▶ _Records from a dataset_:
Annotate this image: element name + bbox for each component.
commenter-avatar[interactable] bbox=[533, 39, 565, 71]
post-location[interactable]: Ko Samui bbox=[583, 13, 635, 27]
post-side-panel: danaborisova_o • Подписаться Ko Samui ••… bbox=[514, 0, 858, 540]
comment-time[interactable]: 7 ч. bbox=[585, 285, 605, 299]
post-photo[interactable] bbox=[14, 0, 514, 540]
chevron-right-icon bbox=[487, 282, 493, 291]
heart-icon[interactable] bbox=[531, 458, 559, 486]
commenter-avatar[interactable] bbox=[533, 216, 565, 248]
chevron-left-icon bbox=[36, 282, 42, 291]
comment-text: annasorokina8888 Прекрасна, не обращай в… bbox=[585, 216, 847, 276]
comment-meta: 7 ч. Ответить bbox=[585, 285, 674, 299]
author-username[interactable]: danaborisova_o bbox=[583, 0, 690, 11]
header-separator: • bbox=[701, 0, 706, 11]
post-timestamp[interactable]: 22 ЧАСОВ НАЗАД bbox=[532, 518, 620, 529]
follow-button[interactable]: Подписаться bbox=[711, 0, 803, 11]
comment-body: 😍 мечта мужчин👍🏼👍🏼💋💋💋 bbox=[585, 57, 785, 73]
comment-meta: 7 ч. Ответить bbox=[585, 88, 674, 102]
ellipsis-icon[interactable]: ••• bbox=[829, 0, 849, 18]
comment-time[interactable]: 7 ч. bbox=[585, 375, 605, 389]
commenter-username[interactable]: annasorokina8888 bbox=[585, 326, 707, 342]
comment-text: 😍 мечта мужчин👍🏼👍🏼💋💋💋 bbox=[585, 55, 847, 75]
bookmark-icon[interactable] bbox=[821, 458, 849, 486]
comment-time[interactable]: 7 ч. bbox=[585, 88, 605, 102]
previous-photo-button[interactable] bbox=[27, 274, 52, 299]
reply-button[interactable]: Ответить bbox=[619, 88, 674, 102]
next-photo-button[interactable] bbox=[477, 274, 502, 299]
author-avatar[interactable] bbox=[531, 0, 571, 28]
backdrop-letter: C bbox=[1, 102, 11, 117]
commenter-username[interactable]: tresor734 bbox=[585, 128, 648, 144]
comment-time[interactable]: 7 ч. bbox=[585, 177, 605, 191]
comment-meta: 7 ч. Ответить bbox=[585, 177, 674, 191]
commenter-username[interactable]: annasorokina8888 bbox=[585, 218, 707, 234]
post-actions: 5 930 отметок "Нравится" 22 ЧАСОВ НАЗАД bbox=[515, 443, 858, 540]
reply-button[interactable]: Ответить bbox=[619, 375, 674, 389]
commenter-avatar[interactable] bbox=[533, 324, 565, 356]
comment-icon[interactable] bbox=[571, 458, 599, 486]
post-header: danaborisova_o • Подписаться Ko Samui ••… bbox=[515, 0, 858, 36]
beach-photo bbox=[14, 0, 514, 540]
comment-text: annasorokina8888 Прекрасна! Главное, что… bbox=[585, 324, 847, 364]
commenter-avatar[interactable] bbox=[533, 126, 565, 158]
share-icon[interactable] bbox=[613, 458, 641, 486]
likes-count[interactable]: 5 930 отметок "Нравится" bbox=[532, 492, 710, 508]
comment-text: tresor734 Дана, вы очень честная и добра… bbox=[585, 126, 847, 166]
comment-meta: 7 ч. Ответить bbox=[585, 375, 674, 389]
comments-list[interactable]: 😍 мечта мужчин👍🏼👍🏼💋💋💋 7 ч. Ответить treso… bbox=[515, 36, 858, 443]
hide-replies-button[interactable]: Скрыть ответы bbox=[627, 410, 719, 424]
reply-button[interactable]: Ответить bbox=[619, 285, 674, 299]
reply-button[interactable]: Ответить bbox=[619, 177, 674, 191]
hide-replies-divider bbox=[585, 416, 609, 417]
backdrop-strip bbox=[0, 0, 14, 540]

▶ _INSTRUCTIONS FOR THE TASK_: Copy out the stretch of the listing above from its start through the line containing "header-separator: • bbox=[701, 0, 706, 11]".

▶ _TASK RESULT_:
Annotate this image: element name + bbox for each component.
commenter-avatar[interactable] bbox=[533, 39, 565, 71]
post-location[interactable]: Ko Samui bbox=[583, 13, 635, 27]
post-side-panel: danaborisova_o • Подписаться Ko Samui ••… bbox=[514, 0, 858, 540]
comment-time[interactable]: 7 ч. bbox=[585, 285, 605, 299]
post-photo[interactable] bbox=[14, 0, 514, 540]
chevron-right-icon bbox=[487, 282, 493, 291]
heart-icon[interactable] bbox=[531, 458, 559, 486]
commenter-avatar[interactable] bbox=[533, 216, 565, 248]
chevron-left-icon bbox=[36, 282, 42, 291]
comment-text: annasorokina8888 Прекрасна, не обращай в… bbox=[585, 216, 847, 276]
comment-meta: 7 ч. Ответить bbox=[585, 285, 674, 299]
author-username[interactable]: danaborisova_o bbox=[583, 0, 690, 11]
header-separator: • bbox=[701, 0, 706, 11]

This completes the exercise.